■ REQUIREMENT: Transcribe the listing in full. Keep every line exactly as it stands.

+ + +

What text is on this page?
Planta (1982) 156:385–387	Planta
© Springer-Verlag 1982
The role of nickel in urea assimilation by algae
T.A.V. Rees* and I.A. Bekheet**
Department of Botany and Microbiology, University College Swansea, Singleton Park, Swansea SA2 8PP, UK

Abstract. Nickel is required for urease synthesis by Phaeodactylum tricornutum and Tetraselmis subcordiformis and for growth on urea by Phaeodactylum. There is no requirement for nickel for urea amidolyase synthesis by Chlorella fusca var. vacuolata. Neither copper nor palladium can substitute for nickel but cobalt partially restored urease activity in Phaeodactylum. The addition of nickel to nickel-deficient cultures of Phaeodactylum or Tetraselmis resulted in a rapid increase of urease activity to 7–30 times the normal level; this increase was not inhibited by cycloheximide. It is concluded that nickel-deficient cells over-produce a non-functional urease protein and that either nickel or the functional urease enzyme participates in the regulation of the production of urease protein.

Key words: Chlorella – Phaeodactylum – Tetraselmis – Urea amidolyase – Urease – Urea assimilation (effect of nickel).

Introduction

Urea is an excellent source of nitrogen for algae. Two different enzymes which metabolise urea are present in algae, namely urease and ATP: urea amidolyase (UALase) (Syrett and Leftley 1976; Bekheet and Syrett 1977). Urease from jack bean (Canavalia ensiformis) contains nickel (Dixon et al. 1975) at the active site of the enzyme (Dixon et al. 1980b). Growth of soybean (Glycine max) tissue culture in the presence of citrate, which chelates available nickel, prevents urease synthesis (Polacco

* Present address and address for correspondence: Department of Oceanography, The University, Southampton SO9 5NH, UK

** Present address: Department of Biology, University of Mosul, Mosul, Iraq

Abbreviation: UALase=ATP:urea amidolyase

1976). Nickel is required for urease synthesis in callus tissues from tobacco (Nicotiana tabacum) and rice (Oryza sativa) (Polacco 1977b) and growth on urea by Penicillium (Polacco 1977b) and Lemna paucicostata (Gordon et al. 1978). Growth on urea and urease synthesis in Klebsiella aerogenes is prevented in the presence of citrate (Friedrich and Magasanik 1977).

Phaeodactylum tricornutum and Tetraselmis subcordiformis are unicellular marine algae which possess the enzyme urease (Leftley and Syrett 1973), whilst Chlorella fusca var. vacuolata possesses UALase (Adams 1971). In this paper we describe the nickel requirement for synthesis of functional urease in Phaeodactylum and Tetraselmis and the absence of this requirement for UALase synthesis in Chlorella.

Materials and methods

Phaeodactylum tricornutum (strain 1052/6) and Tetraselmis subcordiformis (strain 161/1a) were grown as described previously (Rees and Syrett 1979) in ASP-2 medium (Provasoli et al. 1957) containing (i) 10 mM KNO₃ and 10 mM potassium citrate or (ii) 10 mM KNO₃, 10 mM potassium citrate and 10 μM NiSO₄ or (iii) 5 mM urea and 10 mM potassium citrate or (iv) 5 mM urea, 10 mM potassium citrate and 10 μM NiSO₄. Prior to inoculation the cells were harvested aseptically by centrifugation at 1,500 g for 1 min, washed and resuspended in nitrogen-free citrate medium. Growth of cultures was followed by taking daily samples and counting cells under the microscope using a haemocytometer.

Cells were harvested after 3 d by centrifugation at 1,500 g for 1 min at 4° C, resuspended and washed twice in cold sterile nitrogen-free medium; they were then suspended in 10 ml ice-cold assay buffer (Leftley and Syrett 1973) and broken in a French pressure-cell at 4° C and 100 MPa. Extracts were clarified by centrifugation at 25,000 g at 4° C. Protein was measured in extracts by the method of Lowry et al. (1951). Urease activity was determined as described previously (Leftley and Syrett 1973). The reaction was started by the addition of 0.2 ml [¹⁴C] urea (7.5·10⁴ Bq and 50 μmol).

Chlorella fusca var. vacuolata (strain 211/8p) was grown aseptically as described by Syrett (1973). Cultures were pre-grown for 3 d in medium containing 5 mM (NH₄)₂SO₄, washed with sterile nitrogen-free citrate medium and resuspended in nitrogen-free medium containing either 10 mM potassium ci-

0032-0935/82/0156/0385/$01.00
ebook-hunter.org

+ + +

■ RESPONSE TO THE EXERCISE:
What text is on this page?
Planta (1982) 156:385–387	Planta
© Springer-Verlag 1982
The role of nickel in urea assimilation by algae
T.A.V. Rees* and I.A. Bekheet**
Department of Botany and Microbiology, University College Swansea, Singleton Park, Swansea SA2 8PP, UK

Abstract. Nickel is required for urease synthesis by Phaeodactylum tricornutum and Tetraselmis subcordiformis and for growth on urea by Phaeodactylum. There is no requirement for nickel for urea amidolyase synthesis by Chlorella fusca var. vacuolata. Neither copper nor palladium can substitute for nickel but cobalt partially restored urease activity in Phaeodactylum. The addition of nickel to nickel-deficient cultures of Phaeodactylum or Tetraselmis resulted in a rapid increase of urease activity to 7–30 times the normal level; this increase was not inhibited by cycloheximide. It is concluded that nickel-deficient cells over-produce a non-functional urease protein and that either nickel or the functional urease enzyme participates in the regulation of the production of urease protein.

Key words: Chlorella – Phaeodactylum – Tetraselmis – Urea amidolyase – Urease – Urea assimilation (effect of nickel).

Introduction

Urea is an excellent source of nitrogen for algae. Two different enzymes which metabolise urea are present in algae, namely urease and ATP: urea amidolyase (UALase) (Syrett and Leftley 1976; Bekheet and Syrett 1977). Urease from jack bean (Canavalia ensiformis) contains nickel (Dixon et al. 1975) at the active site of the enzyme (Dixon et al. 1980b). Growth of soybean (Glycine max) tissue culture in the presence of citrate, which chelates available nickel, prevents urease synthesis (Polacco

* Present address and address for correspondence: Department of Oceanography, The University, Southampton SO9 5NH, UK

** Present address: Department of Biology, University of Mosul, Mosul, Iraq

Abbreviation: UALase=ATP:urea amidolyase

1976). Nickel is required for urease synthesis in callus tissues from tobacco (Nicotiana tabacum) and rice (Oryza sativa) (Polacco 1977b) and growth on urea by Penicillium (Polacco 1977b) and Lemna paucicostata (Gordon et al. 1978). Growth on urea and urease synthesis in Klebsiella aerogenes is prevented in the presence of citrate (Friedrich and Magasanik 1977).

Phaeodactylum tricornutum and Tetraselmis subcordiformis are unicellular marine algae which possess the enzyme urease (Leftley and Syrett 1973), whilst Chlorella fusca var. vacuolata possesses UALase (Adams 1971). In this paper we describe the nickel requirement for synthesis of functional urease in Phaeodactylum and Tetraselmis and the absence of this requirement for UALase synthesis in Chlorella.

Materials and methods

Phaeodactylum tricornutum (strain 1052/6) and Tetraselmis subcordiformis (strain 161/1a) were grown as described previously (Rees and Syrett 1979) in ASP-2 medium (Provasoli et al. 1957) containing (i) 10 mM KNO₃ and 10 mM potassium citrate or (ii) 10 mM KNO₃, 10 mM potassium citrate and 10 μM NiSO₄ or (iii) 5 mM urea and 10 mM potassium citrate or (iv) 5 mM urea, 10 mM potassium citrate and 10 μM NiSO₄. Prior to inoculation the cells were harvested aseptically by centrifugation at 1,500 g for 1 min, washed and resuspended in nitrogen-free citrate medium. Growth of cultures was followed by taking daily samples and counting cells under the microscope using a haemocytometer.

Cells were harvested after 3 d by centrifugation at 1,500 g for 1 min at 4° C, resuspended and washed twice in cold sterile nitrogen-free medium; they were then suspended in 10 ml ice-cold assay buffer (Leftley and Syrett 1973) and broken in a French pressure-cell at 4° C and 100 MPa. Extracts were clarified by centrifugation at 25,000 g at 4° C. Protein was measured in extracts by the method of Lowry et al. (1951). Urease activity was determined as described previously (Leftley and Syrett 1973). The reaction was started by the addition of 0.2 ml [¹⁴C] urea (7.5·10⁴ Bq and 50 μmol).

Chlorella fusca var. vacuolata (strain 211/8p) was grown aseptically as described by Syrett (1973). Cultures were pre-grown for 3 d in medium containing 5 mM (NH₄)₂SO₄, washed with sterile nitrogen-free citrate medium and resuspended in nitrogen-free medium containing either 10 mM potassium ci-

0032-0935/82/0156/0385/$01.00
ebook-hunter.org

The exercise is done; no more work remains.